Skip the pictures. Reproduce all other material exactly.

[Dataset items]

◆ ◆ ◆ ◆ ◆

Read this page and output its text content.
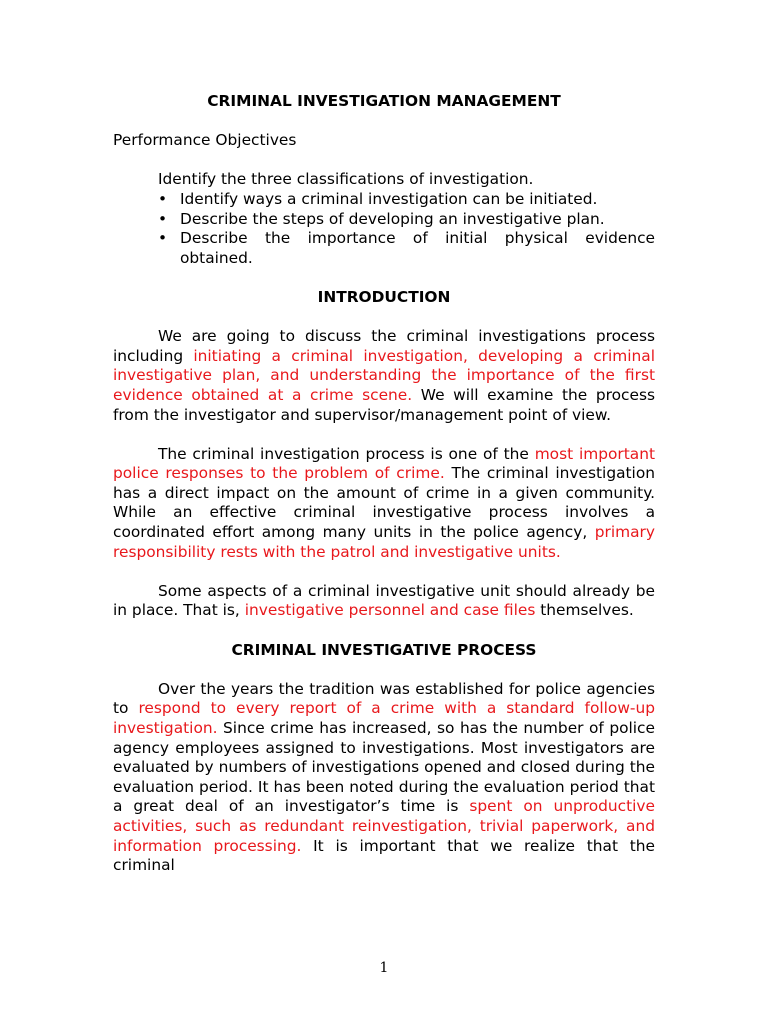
CRIMINAL INVESTIGATION MANAGEMENT

Performance Objectives

Identify the three classifications of investigation.

• Identify ways a criminal investigation can be initiated.
• Describe the steps of developing an investigative plan.
• Describe the importance of initial physical evidence obtained.

INTRODUCTION

We are going to discuss the criminal investigations process including initiating a criminal investigation, developing a criminal investigative plan, and understanding the importance of the first evidence obtained at a crime scene. We will examine the process from the investigator and supervisor/management point of view.

The criminal investigation process is one of the most important police responses to the problem of crime. The criminal investigation has a direct impact on the amount of crime in a given community. While an effective criminal investigative process involves a coordinated effort among many units in the police agency, primary responsibility rests with the patrol and investigative units.

Some aspects of a criminal investigative unit should already be in place. That is, investigative personnel and case files themselves.

CRIMINAL INVESTIGATIVE PROCESS

Over the years the tradition was established for police agencies to respond to every report of a crime with a standard follow-up investigation. Since crime has increased, so has the number of police agency employees assigned to investigations. Most investigators are evaluated by numbers of investigations opened and closed during the evaluation period. It has been noted during the evaluation period that a great deal of an investigator’s time is spent on unproductive activities, such as redundant reinvestigation, trivial paperwork, and information processing. It is important that we realize that the criminal

1
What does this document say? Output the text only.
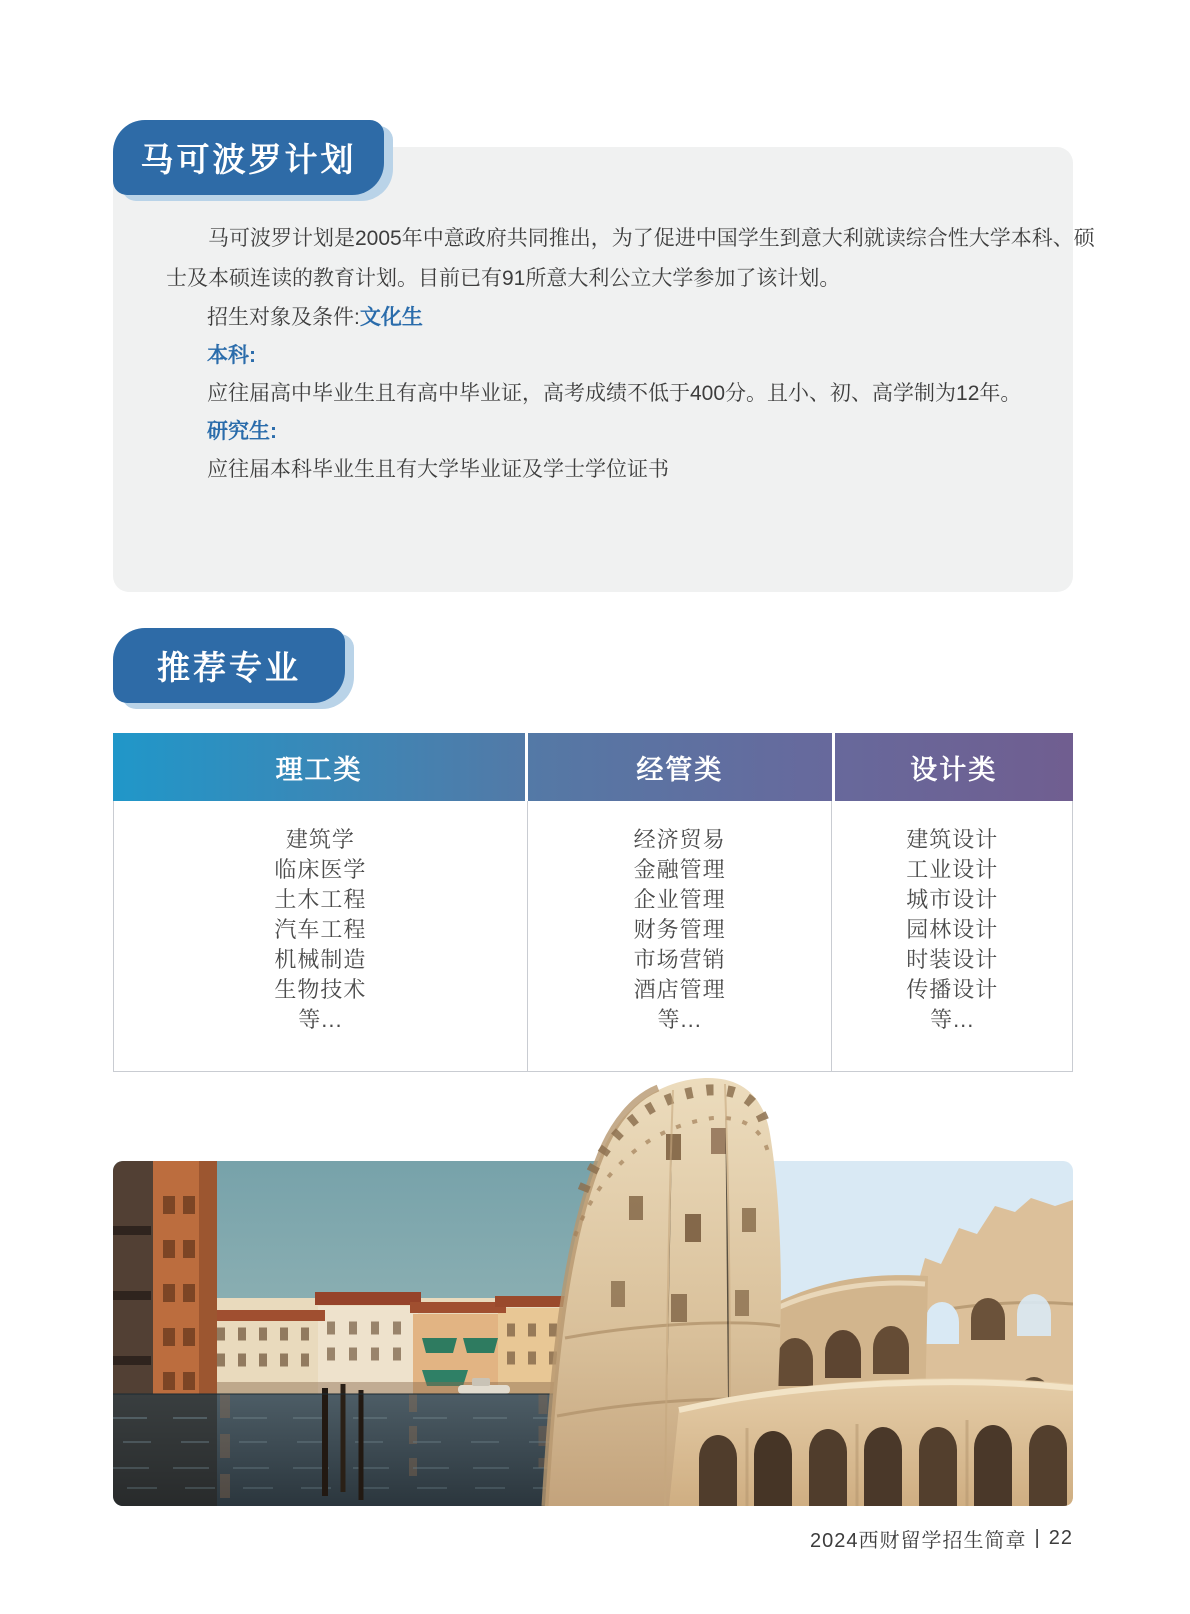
马可波罗计划
马可波罗计划是2005年中意政府共同推出，为了促进中国学生到意大利就读综合性大学本科、硕
士及本硕连读的教育计划。目前已有91所意大利公立大学参加了该计划。
招生对象及条件:文化生
本科:
应往届高中毕业生且有高中毕业证，高考成绩不低于400分。且小、初、高学制为12年。
研究生:
应往届本科毕业生且有大学毕业证及学士学位证书
推荐专业
理工类	经管类	设计类
建筑学
临床医学
土木工程
汽车工程
机械制造
生物技术
等...
经济贸易
金融管理
企业管理
财务管理
市场营销
酒店管理
等...
建筑设计
工业设计
城市设计
园林设计
时装设计
传播设计
等...
2024西财留学招生简章 | 22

◆ ◆ ◆ ◆ ◆

→ Answer to the problem:
Read this page and output its text content.
CRIMINAL INVESTIGATION MANAGEMENT

Performance Objectives

Identify the three classifications of investigation.

• Identify ways a criminal investigation can be initiated.
• Describe the steps of developing an investigative plan.
• Describe the importance of initial physical evidence obtained.

INTRODUCTION

We are going to discuss the criminal investigations process including initiating a criminal investigation, developing a criminal investigative plan, and understanding the importance of the first evidence obtained at a crime scene. We will examine the process from the investigator and supervisor/management point of view.

The criminal investigation process is one of the most important police responses to the problem of crime. The criminal investigation has a direct impact on the amount of crime in a given community. While an effective criminal investigative process involves a coordinated effort among many units in the police agency, primary responsibility rests with the patrol and investigative units.

Some aspects of a criminal investigative unit should already be in place. That is, investigative personnel and case files themselves.

CRIMINAL INVESTIGATIVE PROCESS

Over the years the tradition was established for police agencies to respond to every report of a crime with a standard follow-up investigation. Since crime has increased, so has the number of police agency employees assigned to investigations. Most investigators are evaluated by numbers of investigations opened and closed during the evaluation period. It has been noted during the evaluation period that a great deal of an investigator’s time is spent on unproductive activities, such as redundant reinvestigation, trivial paperwork, and information processing. It is important that we realize that the criminal

1
What does this document say? Output the text only.
马可波罗计划
马可波罗计划是2005年中意政府共同推出，为了促进中国学生到意大利就读综合性大学本科、硕
士及本硕连读的教育计划。目前已有91所意大利公立大学参加了该计划。
招生对象及条件:文化生
本科:
应往届高中毕业生且有高中毕业证，高考成绩不低于400分。且小、初、高学制为12年。
研究生:
应往届本科毕业生且有大学毕业证及学士学位证书
推荐专业
理工类	经管类	设计类
建筑学
临床医学
土木工程
汽车工程
机械制造
生物技术
等...
经济贸易
金融管理
企业管理
财务管理
市场营销
酒店管理
等...
建筑设计
工业设计
城市设计
园林设计
时装设计
传播设计
等...
2024西财留学招生简章 | 22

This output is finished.